● TASK REQUIREMENTS:
Leave out the pictures, then reproduce the rest of the material exactly.

● RECORDS PROVIDED:
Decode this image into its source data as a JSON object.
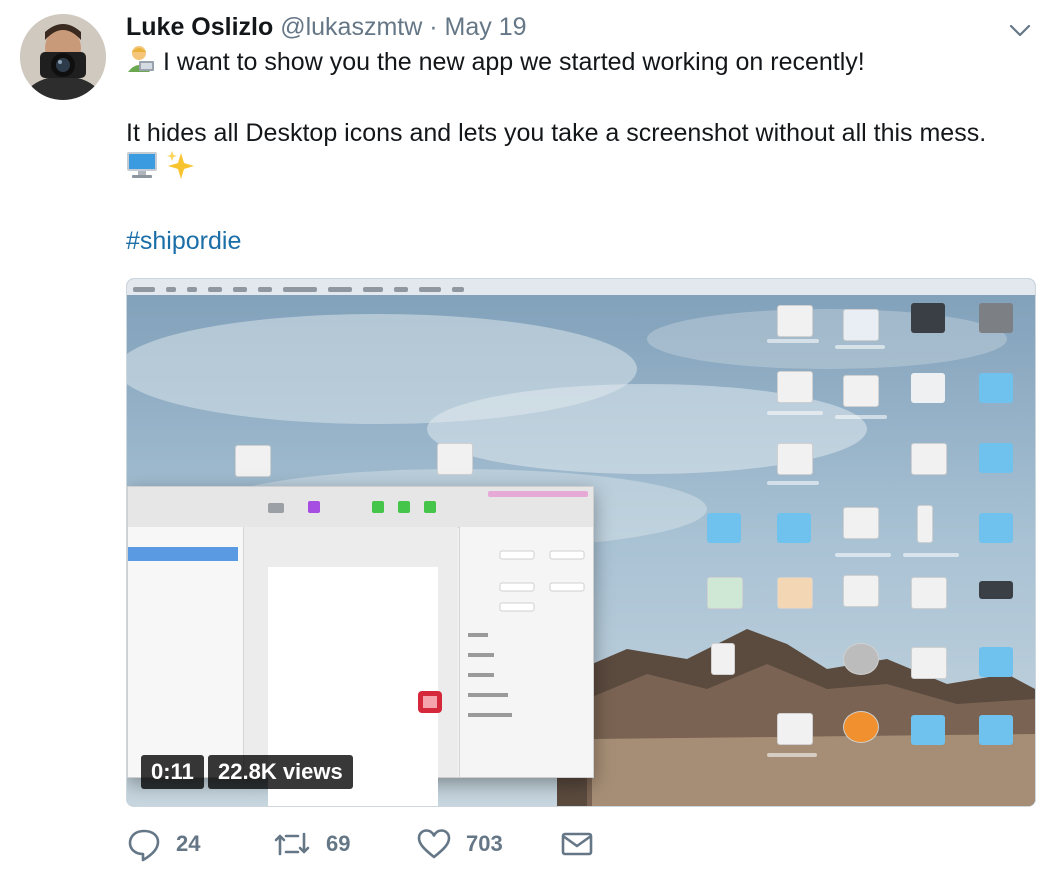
{
  "tweet": {
    "author_name": "Luke Oslizlo",
    "author_handle": "@lukaszmtw",
    "separator": "·",
    "date": "May 19",
    "text_line1": "I want to show you the new app we started working on recently!",
    "text_line2": "It hides all Desktop icons and lets you take a screenshot without all this mess.",
    "hashtag": "#shipordie",
    "emoji_line1": "developer-emoji",
    "emoji_line3": [
      "desktop-computer-emoji",
      "sparkles-emoji"
    ]
  },
  "video": {
    "duration": "0:11",
    "views": "22.8K views"
  },
  "actions": {
    "reply_count": "24",
    "retweet_count": "69",
    "like_count": "703"
  },
  "colors": {
    "text": "#14171a",
    "muted": "#657786",
    "hashtag": "#1b6ea8"
  }
}
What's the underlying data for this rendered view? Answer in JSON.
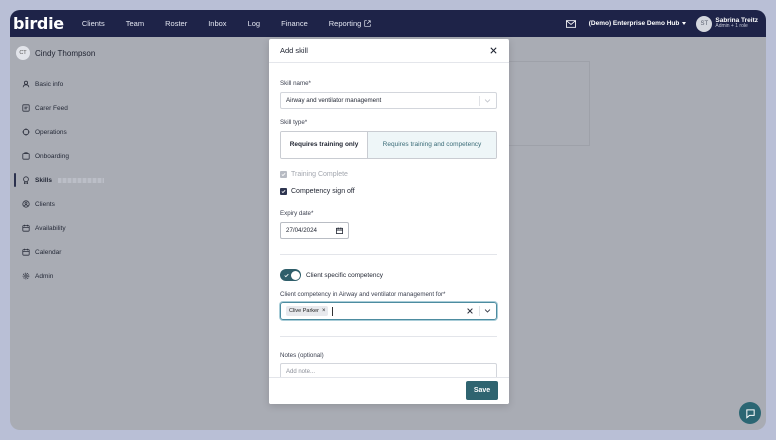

● COMPLETE ANSWER:
Decode this image into its source data as a JSON object.
{
  "tweet": {
    "author_name": "Luke Oslizlo",
    "author_handle": "@lukaszmtw",
    "separator": "·",
    "date": "May 19",
    "text_line1": "I want to show you the new app we started working on recently!",
    "text_line2": "It hides all Desktop icons and lets you take a screenshot without all this mess.",
    "hashtag": "#shipordie",
    "emoji_line1": "developer-emoji",
    "emoji_line3": [
      "desktop-computer-emoji",
      "sparkles-emoji"
    ]
  },
  "video": {
    "duration": "0:11",
    "views": "22.8K views"
  },
  "actions": {
    "reply_count": "24",
    "retweet_count": "69",
    "like_count": "703"
  },
  "colors": {
    "text": "#14171a",
    "muted": "#657786",
    "hashtag": "#1b6ea8"
  }
}
What's the underlying data for this rendered view? Answer in JSON.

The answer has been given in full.